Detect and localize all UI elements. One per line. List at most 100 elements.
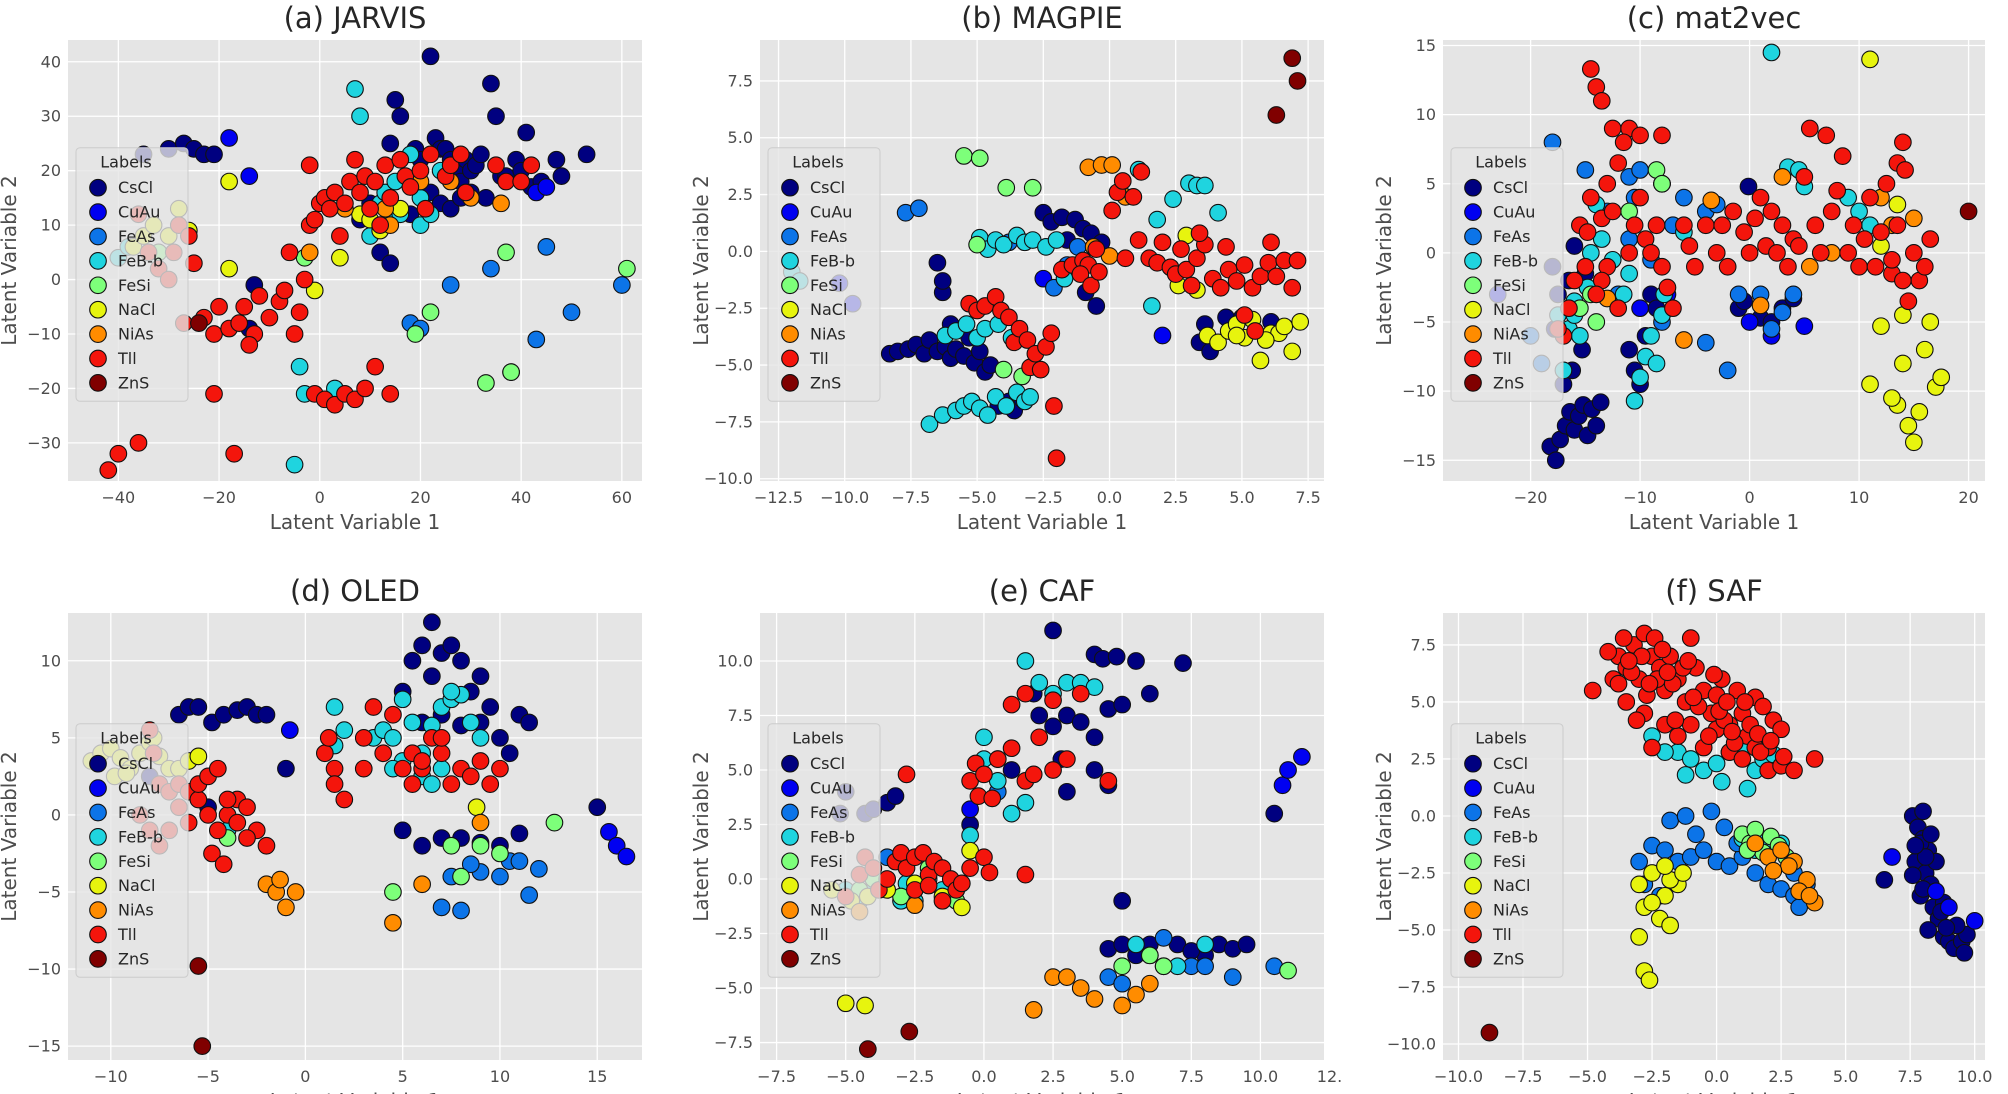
data-point <box>423 667 441 686</box>
x-tick-label: −12.5 <box>754 488 803 507</box>
legend-title: Labels <box>100 153 152 172</box>
legend: Labels CsCl CuAu FeAs FeB-b FeSi NaCl NiAs Tll Zn… <box>767 723 881 978</box>
data-point <box>1030 706 1049 725</box>
data-point <box>432 729 451 747</box>
data-point <box>1576 257 1595 276</box>
data-point <box>403 651 422 670</box>
legend-marker <box>1464 876 1482 895</box>
data-point <box>371 243 390 262</box>
data-point <box>1762 320 1781 338</box>
legend-label: FeAs <box>810 227 847 246</box>
data-point <box>1217 238 1235 256</box>
data-point <box>257 705 276 724</box>
data-point <box>1642 244 1660 262</box>
data-point <box>1099 772 1118 790</box>
legend-label: NaCl <box>118 876 155 895</box>
x-tick-label: 0 <box>315 488 325 507</box>
x-axis-label: Latent Variable 1 <box>1629 1089 1799 1094</box>
data-point <box>384 705 402 724</box>
data-point <box>1795 168 1814 186</box>
series-cuau <box>1883 848 1984 930</box>
data-point <box>421 145 440 164</box>
data-point <box>1291 313 1310 331</box>
y-axis-label: Latent Variable 2 <box>0 751 21 921</box>
data-point <box>467 798 486 817</box>
data-point <box>1090 263 1108 281</box>
data-point <box>432 898 451 917</box>
legend-marker <box>781 374 799 392</box>
data-point <box>1196 957 1214 976</box>
data-point <box>997 178 1016 197</box>
chart-title: (a) JARVIS <box>284 1 427 35</box>
data-point <box>1921 825 1940 844</box>
data-point <box>1643 893 1661 912</box>
data-point <box>1687 825 1705 844</box>
data-point <box>325 698 344 716</box>
legend-marker <box>1464 325 1482 343</box>
data-point <box>1190 224 1209 243</box>
series-cscl <box>1875 802 1976 962</box>
y-tick-label: 0 <box>1426 243 1436 262</box>
x-tick-label: 5 <box>398 1067 408 1086</box>
y-axis-label: Latent Variable 2 <box>689 751 713 921</box>
data-point <box>1640 674 1659 693</box>
y-tick-label: 0.0 <box>728 870 753 889</box>
x-tick-label: 60 <box>612 488 632 507</box>
data-point <box>968 235 986 254</box>
series-tll <box>1583 624 1824 780</box>
data-point <box>1915 340 1934 359</box>
data-point <box>319 729 338 747</box>
data-point <box>1904 209 1923 228</box>
data-point <box>491 729 509 747</box>
data-point <box>970 149 989 168</box>
data-point <box>537 178 556 196</box>
data-point <box>452 651 470 670</box>
y-tick-label: −10 <box>27 325 61 344</box>
data-point <box>512 172 531 191</box>
legend-title: Labels <box>1475 729 1527 748</box>
data-point <box>1715 818 1734 837</box>
data-point <box>492 194 510 213</box>
data-point <box>1609 154 1628 172</box>
legend-marker <box>781 349 799 368</box>
data-point <box>1113 957 1132 976</box>
data-point <box>1140 946 1159 965</box>
y-tick-label: −5.0 <box>714 979 753 998</box>
data-point <box>1195 176 1214 195</box>
y-tick-label: −10.0 <box>1387 1035 1436 1054</box>
y-tick-label: −30 <box>27 433 61 452</box>
legend-marker <box>89 828 107 846</box>
data-point <box>1223 968 1242 986</box>
data-point <box>421 303 440 322</box>
data-point <box>613 276 631 294</box>
data-point <box>1016 652 1035 670</box>
data-point <box>477 374 495 392</box>
y-axis-label: Latent Variable 2 <box>689 175 713 345</box>
data-point <box>1129 231 1148 249</box>
data-point <box>1058 750 1076 768</box>
data-point <box>1720 857 1739 875</box>
data-point <box>1937 918 1956 937</box>
data-point <box>366 172 384 191</box>
data-point <box>1800 119 1819 138</box>
data-point <box>1844 216 1863 235</box>
data-point <box>1172 240 1190 258</box>
data-point <box>401 178 420 196</box>
data-point <box>1718 693 1736 711</box>
data-point <box>1082 276 1100 295</box>
data-point <box>1546 451 1565 470</box>
data-point <box>189 747 208 766</box>
data-point <box>1653 174 1671 193</box>
data-point <box>1044 761 1062 779</box>
x-axis-label: Latent Variable 1 <box>957 1089 1127 1094</box>
data-point <box>1746 834 1765 853</box>
data-point <box>441 156 460 175</box>
data-point <box>442 636 461 655</box>
data-point <box>432 744 451 763</box>
data-point <box>1153 233 1172 252</box>
y-tick-label: 30 <box>41 107 61 126</box>
x-tick-label: −10 <box>94 1067 128 1086</box>
data-point <box>1894 271 1912 290</box>
legend-label: FeB-b <box>810 827 855 846</box>
data-point <box>220 172 238 191</box>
****
## Aim of the task
Turn all of the lines above into a Markdown table with two columns, No. and Line. Number each row, skip blank lines, and leave out the pictures.

## Result of this task
| No. | Line |
|---|---|
| 1 | Detect and localize all UI elements. One per line. List at most 100 elements. |
| 2 | data-point <box>423 667 441 686</box> |
| 3 | x-tick-label: −12.5 <box>754 488 803 507</box> |
| 4 | legend-title: Labels <box>100 153 152 172</box> |
| 5 | legend: Labels CsCl CuAu FeAs FeB-b FeSi NaCl NiAs Tll Zn… <box>767 723 881 978</box> |
| 6 | data-point <box>1030 706 1049 725</box> |
| 7 | data-point <box>432 729 451 747</box> |
| 8 | data-point <box>1576 257 1595 276</box> |
| 9 | data-point <box>403 651 422 670</box> |
| 10 | legend-marker <box>1464 876 1482 895</box> |
| 11 | data-point <box>371 243 390 262</box> |
| 12 | data-point <box>1762 320 1781 338</box> |
| 13 | legend-label: FeAs <box>810 227 847 246</box> |
| 14 | data-point <box>1217 238 1235 256</box> |
| 15 | data-point <box>257 705 276 724</box> |
| 16 | data-point <box>1642 244 1660 262</box> |
| 17 | data-point <box>1099 772 1118 790</box> |
| 18 | legend-label: NaCl <box>118 876 155 895</box> |
| 19 | x-tick-label: 0 <box>315 488 325 507</box> |
| 20 | x-axis-label: Latent Variable 1 <box>1629 1089 1799 1094</box> |
| 21 | data-point <box>384 705 402 724</box> |
| 22 | data-point <box>1795 168 1814 186</box> |
| 23 | series-cuau <box>1883 848 1984 930</box> |
| 24 | data-point <box>421 145 440 164</box> |
| 25 | data-point <box>1291 313 1310 331</box> |
| 26 | y-axis-label: Latent Variable 2 <box>0 751 21 921</box> |
| 27 | data-point <box>467 798 486 817</box> |
| 28 | data-point <box>1090 263 1108 281</box> |
| 29 | data-point <box>432 898 451 917</box> |
| 30 | legend-marker <box>781 374 799 392</box> |
| 31 | data-point <box>1196 957 1214 976</box> |
| 32 | data-point <box>997 178 1016 197</box> |
| 33 | chart-title: (a) JARVIS <box>284 1 427 35</box> |
| 34 | data-point <box>1921 825 1940 844</box> |
| 35 | data-point <box>1643 893 1661 912</box> |
| 36 | data-point <box>1687 825 1705 844</box> |
| 37 | data-point <box>325 698 344 716</box> |
| 38 | legend-marker <box>1464 325 1482 343</box> |
| 39 | data-point <box>1190 224 1209 243</box> |
| 40 | series-cscl <box>1875 802 1976 962</box> |
| 41 | y-tick-label: 0 <box>1426 243 1436 262</box> |
| 42 | x-tick-label: 5 <box>398 1067 408 1086</box> |
| 43 | y-axis-label: Latent Variable 2 <box>689 751 713 921</box> |
| 44 | data-point <box>1640 674 1659 693</box> |
| 45 | y-tick-label: 0.0 <box>728 870 753 889</box> |
| 46 | x-tick-label: 60 <box>612 488 632 507</box> |
| 47 | data-point <box>968 235 986 254</box> |
| 48 | series-tll <box>1583 624 1824 780</box> |
| 49 | data-point <box>1915 340 1934 359</box> |
| 50 | data-point <box>319 729 338 747</box> |
| 51 | data-point <box>1904 209 1923 228</box> |
| 52 | data-point <box>491 729 509 747</box> |
| 53 | data-point <box>970 149 989 168</box> |
| 54 | data-point <box>537 178 556 196</box> |
| 55 | data-point <box>452 651 470 670</box> |
| 56 | y-tick-label: −10 <box>27 325 61 344</box> |
| 57 | data-point <box>512 172 531 191</box> |
| 58 | legend-title: Labels <box>1475 729 1527 748</box> |
| 59 | data-point <box>1715 818 1734 837</box> |
| 60 | data-point <box>492 194 510 213</box> |
| 61 | data-point <box>1609 154 1628 172</box> |
| 62 | legend-marker <box>781 349 799 368</box> |
| 63 | data-point <box>1113 957 1132 976</box> |
| 64 | data-point <box>1140 946 1159 965</box> |
| 65 | y-tick-label: −5.0 <box>714 979 753 998</box> |
| 66 | data-point <box>1195 176 1214 195</box> |
| 67 | y-tick-label: −10.0 <box>1387 1035 1436 1054</box> |
| 68 | y-tick-label: −30 <box>27 433 61 452</box> |
| 69 | legend-marker <box>89 828 107 846</box> |
| 70 | data-point <box>1223 968 1242 986</box> |
| 71 | data-point <box>421 303 440 322</box> |
| 72 | data-point <box>613 276 631 294</box> |
| 73 | data-point <box>1016 652 1035 670</box> |
| 74 | data-point <box>477 374 495 392</box> |
| 75 | y-axis-label: Latent Variable 2 <box>689 175 713 345</box> |
| 76 | data-point <box>1129 231 1148 249</box> |
| 77 | data-point <box>1058 750 1076 768</box> |
| 78 | data-point <box>1720 857 1739 875</box> |
| 79 | data-point <box>1937 918 1956 937</box> |
| 80 | data-point <box>366 172 384 191</box> |
| 81 | data-point <box>1800 119 1819 138</box> |
| 82 | data-point <box>1844 216 1863 235</box> |
| 83 | data-point <box>1172 240 1190 258</box> |
| 84 | data-point <box>401 178 420 196</box> |
| 85 | data-point <box>1718 693 1736 711</box> |
| 86 | data-point <box>1082 276 1100 295</box> |
| 87 | data-point <box>1546 451 1565 470</box> |
| 88 | data-point <box>189 747 208 766</box> |
| 89 | data-point <box>1653 174 1671 193</box> |
| 90 | data-point <box>1044 761 1062 779</box> |
| 91 | x-axis-label: Latent Variable 1 <box>957 1089 1127 1094</box> |
| 92 | data-point <box>1746 834 1765 853</box> |
| 93 | data-point <box>441 156 460 175</box> |
| 94 | data-point <box>442 636 461 655</box> |
| 95 | data-point <box>432 744 451 763</box> |
| 96 | data-point <box>1153 233 1172 252</box> |
| 97 | y-tick-label: 30 <box>41 107 61 126</box> |
| 98 | x-tick-label: −10 <box>94 1067 128 1086</box> |
| 99 | data-point <box>1894 271 1912 290</box> |
| 100 | legend-label: FeB-b <box>810 827 855 846</box> |
| 101 | data-point <box>220 172 238 191</box> |